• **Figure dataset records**
= = =

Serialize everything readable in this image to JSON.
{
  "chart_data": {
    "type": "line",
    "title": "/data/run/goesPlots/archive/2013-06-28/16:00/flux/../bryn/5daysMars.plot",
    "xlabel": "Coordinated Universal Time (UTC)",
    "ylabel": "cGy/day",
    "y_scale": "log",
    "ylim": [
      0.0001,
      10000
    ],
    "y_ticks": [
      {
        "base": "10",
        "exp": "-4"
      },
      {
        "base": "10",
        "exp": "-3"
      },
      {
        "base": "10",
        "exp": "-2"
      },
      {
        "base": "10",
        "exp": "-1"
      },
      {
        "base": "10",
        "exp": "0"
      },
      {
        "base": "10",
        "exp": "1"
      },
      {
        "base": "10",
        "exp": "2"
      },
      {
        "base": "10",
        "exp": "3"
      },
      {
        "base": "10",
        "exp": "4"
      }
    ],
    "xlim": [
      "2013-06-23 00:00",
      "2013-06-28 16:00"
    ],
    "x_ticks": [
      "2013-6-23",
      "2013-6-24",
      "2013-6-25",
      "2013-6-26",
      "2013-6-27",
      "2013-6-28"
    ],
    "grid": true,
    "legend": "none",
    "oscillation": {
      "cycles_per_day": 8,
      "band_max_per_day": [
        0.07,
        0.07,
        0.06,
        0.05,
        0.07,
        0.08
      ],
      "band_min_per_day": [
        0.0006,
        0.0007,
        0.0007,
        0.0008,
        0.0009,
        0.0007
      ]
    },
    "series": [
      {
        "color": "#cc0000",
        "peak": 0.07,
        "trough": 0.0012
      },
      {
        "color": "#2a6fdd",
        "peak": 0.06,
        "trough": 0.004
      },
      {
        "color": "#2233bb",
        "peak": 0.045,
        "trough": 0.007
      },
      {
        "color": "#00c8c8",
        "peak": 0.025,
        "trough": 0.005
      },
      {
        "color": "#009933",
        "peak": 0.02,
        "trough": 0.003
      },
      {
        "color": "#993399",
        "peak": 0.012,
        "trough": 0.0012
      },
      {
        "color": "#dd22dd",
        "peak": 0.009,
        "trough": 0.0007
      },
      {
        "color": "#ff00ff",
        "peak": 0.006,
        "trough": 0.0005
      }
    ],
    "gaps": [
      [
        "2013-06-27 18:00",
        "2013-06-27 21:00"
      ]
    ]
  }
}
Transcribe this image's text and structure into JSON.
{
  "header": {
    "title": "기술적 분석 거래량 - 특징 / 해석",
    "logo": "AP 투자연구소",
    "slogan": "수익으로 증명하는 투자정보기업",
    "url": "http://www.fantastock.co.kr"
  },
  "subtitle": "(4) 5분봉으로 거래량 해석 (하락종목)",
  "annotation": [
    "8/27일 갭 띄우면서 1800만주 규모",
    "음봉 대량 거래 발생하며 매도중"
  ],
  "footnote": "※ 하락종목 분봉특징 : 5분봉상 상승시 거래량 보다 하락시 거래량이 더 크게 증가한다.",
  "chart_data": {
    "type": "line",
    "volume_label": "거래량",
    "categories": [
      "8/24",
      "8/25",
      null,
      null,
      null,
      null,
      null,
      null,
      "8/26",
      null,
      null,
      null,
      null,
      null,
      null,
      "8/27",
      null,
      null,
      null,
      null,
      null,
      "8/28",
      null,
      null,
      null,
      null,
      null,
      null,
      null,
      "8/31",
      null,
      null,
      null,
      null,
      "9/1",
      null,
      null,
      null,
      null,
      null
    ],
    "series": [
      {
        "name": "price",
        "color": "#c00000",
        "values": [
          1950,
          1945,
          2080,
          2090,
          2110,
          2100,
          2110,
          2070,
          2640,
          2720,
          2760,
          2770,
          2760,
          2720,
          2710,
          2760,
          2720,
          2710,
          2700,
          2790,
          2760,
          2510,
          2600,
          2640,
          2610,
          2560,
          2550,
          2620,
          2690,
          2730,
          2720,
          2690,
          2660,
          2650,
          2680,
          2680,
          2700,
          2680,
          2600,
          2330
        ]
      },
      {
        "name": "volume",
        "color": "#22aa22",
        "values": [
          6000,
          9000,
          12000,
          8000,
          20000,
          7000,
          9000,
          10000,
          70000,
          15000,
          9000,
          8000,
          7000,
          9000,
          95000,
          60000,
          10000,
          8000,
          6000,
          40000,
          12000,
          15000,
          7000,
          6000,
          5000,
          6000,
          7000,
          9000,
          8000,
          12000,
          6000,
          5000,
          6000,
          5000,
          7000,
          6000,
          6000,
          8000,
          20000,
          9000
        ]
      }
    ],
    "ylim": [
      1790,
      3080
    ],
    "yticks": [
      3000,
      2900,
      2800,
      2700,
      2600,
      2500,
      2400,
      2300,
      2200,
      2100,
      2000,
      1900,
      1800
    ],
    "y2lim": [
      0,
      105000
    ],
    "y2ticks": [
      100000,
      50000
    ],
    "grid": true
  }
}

= = =

• **Given exercise**
Copy down the whole of the data above, matching it exactly.

• **Task response**
Serialize everything readable in this image to JSON.
{
  "chart_data": {
    "type": "line",
    "title": "/data/run/goesPlots/archive/2013-06-28/16:00/flux/../bryn/5daysMars.plot",
    "xlabel": "Coordinated Universal Time (UTC)",
    "ylabel": "cGy/day",
    "y_scale": "log",
    "ylim": [
      0.0001,
      10000
    ],
    "y_ticks": [
      {
        "base": "10",
        "exp": "-4"
      },
      {
        "base": "10",
        "exp": "-3"
      },
      {
        "base": "10",
        "exp": "-2"
      },
      {
        "base": "10",
        "exp": "-1"
      },
      {
        "base": "10",
        "exp": "0"
      },
      {
        "base": "10",
        "exp": "1"
      },
      {
        "base": "10",
        "exp": "2"
      },
      {
        "base": "10",
        "exp": "3"
      },
      {
        "base": "10",
        "exp": "4"
      }
    ],
    "xlim": [
      "2013-06-23 00:00",
      "2013-06-28 16:00"
    ],
    "x_ticks": [
      "2013-6-23",
      "2013-6-24",
      "2013-6-25",
      "2013-6-26",
      "2013-6-27",
      "2013-6-28"
    ],
    "grid": true,
    "legend": "none",
    "oscillation": {
      "cycles_per_day": 8,
      "band_max_per_day": [
        0.07,
        0.07,
        0.06,
        0.05,
        0.07,
        0.08
      ],
      "band_min_per_day": [
        0.0006,
        0.0007,
        0.0007,
        0.0008,
        0.0009,
        0.0007
      ]
    },
    "series": [
      {
        "color": "#cc0000",
        "peak": 0.07,
        "trough": 0.0012
      },
      {
        "color": "#2a6fdd",
        "peak": 0.06,
        "trough": 0.004
      },
      {
        "color": "#2233bb",
        "peak": 0.045,
        "trough": 0.007
      },
      {
        "color": "#00c8c8",
        "peak": 0.025,
        "trough": 0.005
      },
      {
        "color": "#009933",
        "peak": 0.02,
        "trough": 0.003
      },
      {
        "color": "#993399",
        "peak": 0.012,
        "trough": 0.0012
      },
      {
        "color": "#dd22dd",
        "peak": 0.009,
        "trough": 0.0007
      },
      {
        "color": "#ff00ff",
        "peak": 0.006,
        "trough": 0.0005
      }
    ],
    "gaps": [
      [
        "2013-06-27 18:00",
        "2013-06-27 21:00"
      ]
    ]
  }
}
Transcribe this image's text and structure into JSON.
{
  "header": {
    "title": "기술적 분석 거래량 - 특징 / 해석",
    "logo": "AP 투자연구소",
    "slogan": "수익으로 증명하는 투자정보기업",
    "url": "http://www.fantastock.co.kr"
  },
  "subtitle": "(4) 5분봉으로 거래량 해석 (하락종목)",
  "annotation": [
    "8/27일 갭 띄우면서 1800만주 규모",
    "음봉 대량 거래 발생하며 매도중"
  ],
  "footnote": "※ 하락종목 분봉특징 : 5분봉상 상승시 거래량 보다 하락시 거래량이 더 크게 증가한다.",
  "chart_data": {
    "type": "line",
    "volume_label": "거래량",
    "categories": [
      "8/24",
      "8/25",
      null,
      null,
      null,
      null,
      null,
      null,
      "8/26",
      null,
      null,
      null,
      null,
      null,
      null,
      "8/27",
      null,
      null,
      null,
      null,
      null,
      "8/28",
      null,
      null,
      null,
      null,
      null,
      null,
      null,
      "8/31",
      null,
      null,
      null,
      null,
      "9/1",
      null,
      null,
      null,
      null,
      null
    ],
    "series": [
      {
        "name": "price",
        "color": "#c00000",
        "values": [
          1950,
          1945,
          2080,
          2090,
          2110,
          2100,
          2110,
          2070,
          2640,
          2720,
          2760,
          2770,
          2760,
          2720,
          2710,
          2760,
          2720,
          2710,
          2700,
          2790,
          2760,
          2510,
          2600,
          2640,
          2610,
          2560,
          2550,
          2620,
          2690,
          2730,
          2720,
          2690,
          2660,
          2650,
          2680,
          2680,
          2700,
          2680,
          2600,
          2330
        ]
      },
      {
        "name": "volume",
        "color": "#22aa22",
        "values": [
          6000,
          9000,
          12000,
          8000,
          20000,
          7000,
          9000,
          10000,
          70000,
          15000,
          9000,
          8000,
          7000,
          9000,
          95000,
          60000,
          10000,
          8000,
          6000,
          40000,
          12000,
          15000,
          7000,
          6000,
          5000,
          6000,
          7000,
          9000,
          8000,
          12000,
          6000,
          5000,
          6000,
          5000,
          7000,
          6000,
          6000,
          8000,
          20000,
          9000
        ]
      }
    ],
    "ylim": [
      1790,
      3080
    ],
    "yticks": [
      3000,
      2900,
      2800,
      2700,
      2600,
      2500,
      2400,
      2300,
      2200,
      2100,
      2000,
      1900,
      1800
    ],
    "y2lim": [
      0,
      105000
    ],
    "y2ticks": [
      100000,
      50000
    ],
    "grid": true
  }
}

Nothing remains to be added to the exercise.